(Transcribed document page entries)
☆ ☆ ☆ ☆ ☆

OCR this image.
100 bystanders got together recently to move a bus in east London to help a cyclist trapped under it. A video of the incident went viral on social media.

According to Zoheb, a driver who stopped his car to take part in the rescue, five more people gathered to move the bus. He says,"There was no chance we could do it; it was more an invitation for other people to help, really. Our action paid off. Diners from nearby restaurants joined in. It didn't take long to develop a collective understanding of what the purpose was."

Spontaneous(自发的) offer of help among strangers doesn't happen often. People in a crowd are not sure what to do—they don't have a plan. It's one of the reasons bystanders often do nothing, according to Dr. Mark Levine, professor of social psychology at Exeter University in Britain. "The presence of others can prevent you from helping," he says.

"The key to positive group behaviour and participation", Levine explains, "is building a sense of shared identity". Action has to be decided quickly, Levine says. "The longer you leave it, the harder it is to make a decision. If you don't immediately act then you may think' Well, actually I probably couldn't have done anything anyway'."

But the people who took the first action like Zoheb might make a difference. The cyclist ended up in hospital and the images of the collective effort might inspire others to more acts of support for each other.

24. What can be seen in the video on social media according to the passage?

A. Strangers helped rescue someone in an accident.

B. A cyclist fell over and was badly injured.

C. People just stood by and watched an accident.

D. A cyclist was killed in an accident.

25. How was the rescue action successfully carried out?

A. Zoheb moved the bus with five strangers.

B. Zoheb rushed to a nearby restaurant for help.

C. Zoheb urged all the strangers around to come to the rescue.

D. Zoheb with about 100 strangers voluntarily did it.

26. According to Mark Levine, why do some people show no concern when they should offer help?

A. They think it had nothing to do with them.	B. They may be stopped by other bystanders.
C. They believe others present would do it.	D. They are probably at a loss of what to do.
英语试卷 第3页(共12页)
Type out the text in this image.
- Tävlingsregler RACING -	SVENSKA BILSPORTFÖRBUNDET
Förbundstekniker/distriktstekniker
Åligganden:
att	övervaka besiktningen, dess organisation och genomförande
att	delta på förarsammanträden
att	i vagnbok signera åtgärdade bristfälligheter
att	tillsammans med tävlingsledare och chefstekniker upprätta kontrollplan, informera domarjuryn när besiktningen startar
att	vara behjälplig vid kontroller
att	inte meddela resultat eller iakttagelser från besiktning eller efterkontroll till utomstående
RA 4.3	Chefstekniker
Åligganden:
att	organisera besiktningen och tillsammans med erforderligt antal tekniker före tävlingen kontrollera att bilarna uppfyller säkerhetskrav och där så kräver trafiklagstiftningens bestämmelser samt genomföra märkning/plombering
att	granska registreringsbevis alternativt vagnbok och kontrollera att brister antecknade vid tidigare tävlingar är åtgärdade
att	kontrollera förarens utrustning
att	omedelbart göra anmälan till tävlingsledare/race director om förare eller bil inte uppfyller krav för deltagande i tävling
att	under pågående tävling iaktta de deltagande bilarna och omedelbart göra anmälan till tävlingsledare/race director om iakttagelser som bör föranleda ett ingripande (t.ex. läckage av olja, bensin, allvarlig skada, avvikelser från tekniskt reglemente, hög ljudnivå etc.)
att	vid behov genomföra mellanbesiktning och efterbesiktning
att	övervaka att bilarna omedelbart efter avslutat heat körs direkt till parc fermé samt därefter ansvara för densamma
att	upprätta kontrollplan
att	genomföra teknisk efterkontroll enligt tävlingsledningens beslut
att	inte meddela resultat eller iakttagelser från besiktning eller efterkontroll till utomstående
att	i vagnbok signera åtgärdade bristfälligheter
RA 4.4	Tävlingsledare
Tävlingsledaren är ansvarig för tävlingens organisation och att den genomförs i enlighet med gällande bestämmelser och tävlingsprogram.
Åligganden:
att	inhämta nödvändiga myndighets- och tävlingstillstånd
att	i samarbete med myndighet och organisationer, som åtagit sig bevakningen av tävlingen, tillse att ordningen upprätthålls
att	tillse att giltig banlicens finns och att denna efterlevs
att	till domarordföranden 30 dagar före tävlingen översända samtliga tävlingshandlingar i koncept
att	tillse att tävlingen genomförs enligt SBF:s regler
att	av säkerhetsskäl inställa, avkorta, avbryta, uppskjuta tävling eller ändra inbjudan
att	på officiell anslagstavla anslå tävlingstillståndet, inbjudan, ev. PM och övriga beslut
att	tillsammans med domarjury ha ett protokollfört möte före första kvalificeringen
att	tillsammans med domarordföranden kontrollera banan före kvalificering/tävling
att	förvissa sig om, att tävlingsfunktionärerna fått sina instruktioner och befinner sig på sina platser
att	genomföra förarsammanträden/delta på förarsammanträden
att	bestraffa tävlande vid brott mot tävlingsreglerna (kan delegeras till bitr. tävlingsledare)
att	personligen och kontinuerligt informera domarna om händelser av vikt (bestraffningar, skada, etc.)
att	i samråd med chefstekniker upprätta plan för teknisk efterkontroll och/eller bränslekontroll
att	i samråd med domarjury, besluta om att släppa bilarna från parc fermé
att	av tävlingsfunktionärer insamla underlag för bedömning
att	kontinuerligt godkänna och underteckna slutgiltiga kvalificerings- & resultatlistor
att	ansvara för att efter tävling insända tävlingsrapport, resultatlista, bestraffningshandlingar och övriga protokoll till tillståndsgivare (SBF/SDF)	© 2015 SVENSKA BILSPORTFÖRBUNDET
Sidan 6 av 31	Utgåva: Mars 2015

☆ ☆ ☆ ☆ ☆

**TASK TO CARRY OUT**
Each entry is to be retyped precisely as it stands.

**WRITTEN ANSWER**
OCR this image.
100 bystanders got together recently to move a bus in east London to help a cyclist trapped under it. A video of the incident went viral on social media.

According to Zoheb, a driver who stopped his car to take part in the rescue, five more people gathered to move the bus. He says,"There was no chance we could do it; it was more an invitation for other people to help, really. Our action paid off. Diners from nearby restaurants joined in. It didn't take long to develop a collective understanding of what the purpose was."

Spontaneous(自发的) offer of help among strangers doesn't happen often. People in a crowd are not sure what to do—they don't have a plan. It's one of the reasons bystanders often do nothing, according to Dr. Mark Levine, professor of social psychology at Exeter University in Britain. "The presence of others can prevent you from helping," he says.

"The key to positive group behaviour and participation", Levine explains, "is building a sense of shared identity". Action has to be decided quickly, Levine says. "The longer you leave it, the harder it is to make a decision. If you don't immediately act then you may think' Well, actually I probably couldn't have done anything anyway'."

But the people who took the first action like Zoheb might make a difference. The cyclist ended up in hospital and the images of the collective effort might inspire others to more acts of support for each other.

24. What can be seen in the video on social media according to the passage?

A. Strangers helped rescue someone in an accident.

B. A cyclist fell over and was badly injured.

C. People just stood by and watched an accident.

D. A cyclist was killed in an accident.

25. How was the rescue action successfully carried out?

A. Zoheb moved the bus with five strangers.

B. Zoheb rushed to a nearby restaurant for help.

C. Zoheb urged all the strangers around to come to the rescue.

D. Zoheb with about 100 strangers voluntarily did it.

26. According to Mark Levine, why do some people show no concern when they should offer help?

A. They think it had nothing to do with them.	B. They may be stopped by other bystanders.
C. They believe others present would do it.	D. They are probably at a loss of what to do.
英语试卷 第3页(共12页)
Type out the text in this image.
- Tävlingsregler RACING -	SVENSKA BILSPORTFÖRBUNDET
Förbundstekniker/distriktstekniker
Åligganden:
att	övervaka besiktningen, dess organisation och genomförande
att	delta på förarsammanträden
att	i vagnbok signera åtgärdade bristfälligheter
att	tillsammans med tävlingsledare och chefstekniker upprätta kontrollplan, informera domarjuryn när besiktningen startar
att	vara behjälplig vid kontroller
att	inte meddela resultat eller iakttagelser från besiktning eller efterkontroll till utomstående
RA 4.3	Chefstekniker
Åligganden:
att	organisera besiktningen och tillsammans med erforderligt antal tekniker före tävlingen kontrollera att bilarna uppfyller säkerhetskrav och där så kräver trafiklagstiftningens bestämmelser samt genomföra märkning/plombering
att	granska registreringsbevis alternativt vagnbok och kontrollera att brister antecknade vid tidigare tävlingar är åtgärdade
att	kontrollera förarens utrustning
att	omedelbart göra anmälan till tävlingsledare/race director om förare eller bil inte uppfyller krav för deltagande i tävling
att	under pågående tävling iaktta de deltagande bilarna och omedelbart göra anmälan till tävlingsledare/race director om iakttagelser som bör föranleda ett ingripande (t.ex. läckage av olja, bensin, allvarlig skada, avvikelser från tekniskt reglemente, hög ljudnivå etc.)
att	vid behov genomföra mellanbesiktning och efterbesiktning
att	övervaka att bilarna omedelbart efter avslutat heat körs direkt till parc fermé samt därefter ansvara för densamma
att	upprätta kontrollplan
att	genomföra teknisk efterkontroll enligt tävlingsledningens beslut
att	inte meddela resultat eller iakttagelser från besiktning eller efterkontroll till utomstående
att	i vagnbok signera åtgärdade bristfälligheter
RA 4.4	Tävlingsledare
Tävlingsledaren är ansvarig för tävlingens organisation och att den genomförs i enlighet med gällande bestämmelser och tävlingsprogram.
Åligganden:
att	inhämta nödvändiga myndighets- och tävlingstillstånd
att	i samarbete med myndighet och organisationer, som åtagit sig bevakningen av tävlingen, tillse att ordningen upprätthålls
att	tillse att giltig banlicens finns och att denna efterlevs
att	till domarordföranden 30 dagar före tävlingen översända samtliga tävlingshandlingar i koncept
att	tillse att tävlingen genomförs enligt SBF:s regler
att	av säkerhetsskäl inställa, avkorta, avbryta, uppskjuta tävling eller ändra inbjudan
att	på officiell anslagstavla anslå tävlingstillståndet, inbjudan, ev. PM och övriga beslut
att	tillsammans med domarjury ha ett protokollfört möte före första kvalificeringen
att	tillsammans med domarordföranden kontrollera banan före kvalificering/tävling
att	förvissa sig om, att tävlingsfunktionärerna fått sina instruktioner och befinner sig på sina platser
att	genomföra förarsammanträden/delta på förarsammanträden
att	bestraffa tävlande vid brott mot tävlingsreglerna (kan delegeras till bitr. tävlingsledare)
att	personligen och kontinuerligt informera domarna om händelser av vikt (bestraffningar, skada, etc.)
att	i samråd med chefstekniker upprätta plan för teknisk efterkontroll och/eller bränslekontroll
att	i samråd med domarjury, besluta om att släppa bilarna från parc fermé
att	av tävlingsfunktionärer insamla underlag för bedömning
att	kontinuerligt godkänna och underteckna slutgiltiga kvalificerings- & resultatlistor
att	ansvara för att efter tävling insända tävlingsrapport, resultatlista, bestraffningshandlingar och övriga protokoll till tillståndsgivare (SBF/SDF)	© 2015 SVENSKA BILSPORTFÖRBUNDET
Sidan 6 av 31	Utgåva: Mars 2015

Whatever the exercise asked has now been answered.